While SymfonyInsight main expertise is on Symfony, SymfonyInsight is also used by many libraries developers to ensure high quality coding standards. SymfonyInsight is able to analyze any type of PHP library and give you thorough details about potential improvements.
The aim of this document is to fully setup the SymfonyInsight integration of a PHP library hosted on GitHub.
SymfonyInsight offers native support for analyzing public and private GitHub projects, including a handling of GitHub commit statuses.
1 Click on the Add project
link located at the top of the right sidebar
of your SymfonyInsight dashboard and on the GitHub
tab.
2 Optionally, the first time you try to analyze GitHub projects, you'll
be redirected to the GitHub website, where you can authorize SensioLabs to access
to your repositories by clicking the Authorize application
button.

DESCRIPTION OF THE TASK — Please carry on the SymfonyInsight GitHub setup instructions above, picking up right after their last sentence.

RECORDS PROVIDED —
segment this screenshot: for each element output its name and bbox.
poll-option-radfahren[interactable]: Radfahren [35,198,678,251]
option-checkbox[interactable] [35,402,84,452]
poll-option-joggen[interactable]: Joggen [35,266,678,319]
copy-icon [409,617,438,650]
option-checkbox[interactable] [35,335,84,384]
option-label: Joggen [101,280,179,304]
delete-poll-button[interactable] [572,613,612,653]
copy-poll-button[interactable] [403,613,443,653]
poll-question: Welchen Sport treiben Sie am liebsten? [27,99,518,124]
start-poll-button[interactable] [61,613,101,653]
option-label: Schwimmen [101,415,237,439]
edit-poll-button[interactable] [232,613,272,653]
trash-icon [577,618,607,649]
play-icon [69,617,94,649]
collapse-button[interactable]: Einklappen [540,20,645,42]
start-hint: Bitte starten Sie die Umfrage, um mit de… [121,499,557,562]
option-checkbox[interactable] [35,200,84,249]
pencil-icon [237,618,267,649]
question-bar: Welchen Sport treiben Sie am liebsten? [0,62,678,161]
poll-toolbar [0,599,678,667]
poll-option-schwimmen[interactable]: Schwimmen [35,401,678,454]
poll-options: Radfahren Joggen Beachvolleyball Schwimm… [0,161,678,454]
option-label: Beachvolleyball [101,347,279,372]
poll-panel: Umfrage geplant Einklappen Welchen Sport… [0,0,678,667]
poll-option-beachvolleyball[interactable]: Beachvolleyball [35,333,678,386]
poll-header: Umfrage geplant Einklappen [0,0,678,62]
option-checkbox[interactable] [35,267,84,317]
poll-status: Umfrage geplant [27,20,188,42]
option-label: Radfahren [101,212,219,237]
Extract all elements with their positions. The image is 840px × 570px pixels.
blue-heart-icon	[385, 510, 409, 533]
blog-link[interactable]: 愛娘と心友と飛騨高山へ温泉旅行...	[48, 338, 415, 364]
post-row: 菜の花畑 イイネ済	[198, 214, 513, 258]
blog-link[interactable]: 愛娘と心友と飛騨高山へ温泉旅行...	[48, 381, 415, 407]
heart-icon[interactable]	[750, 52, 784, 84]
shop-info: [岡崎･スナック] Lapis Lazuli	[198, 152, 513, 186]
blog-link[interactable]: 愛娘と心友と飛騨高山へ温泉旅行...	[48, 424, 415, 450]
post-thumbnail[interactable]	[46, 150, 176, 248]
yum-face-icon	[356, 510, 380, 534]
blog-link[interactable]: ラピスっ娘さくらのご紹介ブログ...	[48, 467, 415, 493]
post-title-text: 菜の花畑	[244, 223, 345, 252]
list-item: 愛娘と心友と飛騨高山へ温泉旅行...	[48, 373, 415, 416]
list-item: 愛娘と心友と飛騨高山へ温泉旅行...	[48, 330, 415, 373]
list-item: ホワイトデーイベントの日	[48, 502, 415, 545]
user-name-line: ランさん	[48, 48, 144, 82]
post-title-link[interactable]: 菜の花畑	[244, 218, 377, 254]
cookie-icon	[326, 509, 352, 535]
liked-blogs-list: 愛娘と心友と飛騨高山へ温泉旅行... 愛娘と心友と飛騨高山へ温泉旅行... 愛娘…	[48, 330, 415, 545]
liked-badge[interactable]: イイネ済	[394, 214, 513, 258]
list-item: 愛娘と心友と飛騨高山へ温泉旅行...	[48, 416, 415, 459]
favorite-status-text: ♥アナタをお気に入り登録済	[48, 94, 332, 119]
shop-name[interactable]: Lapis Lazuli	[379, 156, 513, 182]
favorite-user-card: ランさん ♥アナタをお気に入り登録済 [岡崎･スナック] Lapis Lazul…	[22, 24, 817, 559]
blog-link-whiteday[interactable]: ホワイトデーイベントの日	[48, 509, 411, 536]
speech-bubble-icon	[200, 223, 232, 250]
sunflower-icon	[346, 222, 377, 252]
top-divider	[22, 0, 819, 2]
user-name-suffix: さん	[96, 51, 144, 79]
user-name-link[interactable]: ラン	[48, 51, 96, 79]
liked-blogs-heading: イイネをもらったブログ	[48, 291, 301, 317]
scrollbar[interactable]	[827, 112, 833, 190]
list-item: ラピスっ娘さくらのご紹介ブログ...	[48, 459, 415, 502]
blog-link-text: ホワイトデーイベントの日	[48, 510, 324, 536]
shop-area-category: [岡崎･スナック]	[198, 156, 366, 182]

EXERCISE RESPONSE —
3 After the previous optional redirection, SymfonyInsight will show you the list of your projects hosted at GitHub, both public and private. When a project is private, SymfonyInsight will display a lock icon next to its name.
Note
For performance reasons, this list is limited to 100 different projects for each of the GitHub organizations that you belong to.
Select a project to analyze and choose the PHP library
project type to enable
the rules for PHP libraries.
By default the "Auto-analyze on new commits" checkbox is checked, meaning that each commit on the repository will be automatically analyzed. We highly recommend you to keep this enabled to get analysis reports on each change in your project.
Finally, click on the Analyze
button and SymfonyInsight will start the analysis
immediately.
4 After the code analysis starts, you'll receive an email from GitHub explaining you that SymfonyInsight has added a SSH key to your repository.
This is necessary for SymfonyInsight to access the source code of your project. If you want to revoke access for SymfonyInsight, go to the Applications section of your GitHub profile.
Your project is now created and analyzed on each commit. The next logical step is to configure commit statuses on Pull Request to ensure the code quality is not decreasing directly from GitHub.
1 Click on the Edit project
link located at the top of the right sidebar
of the project page.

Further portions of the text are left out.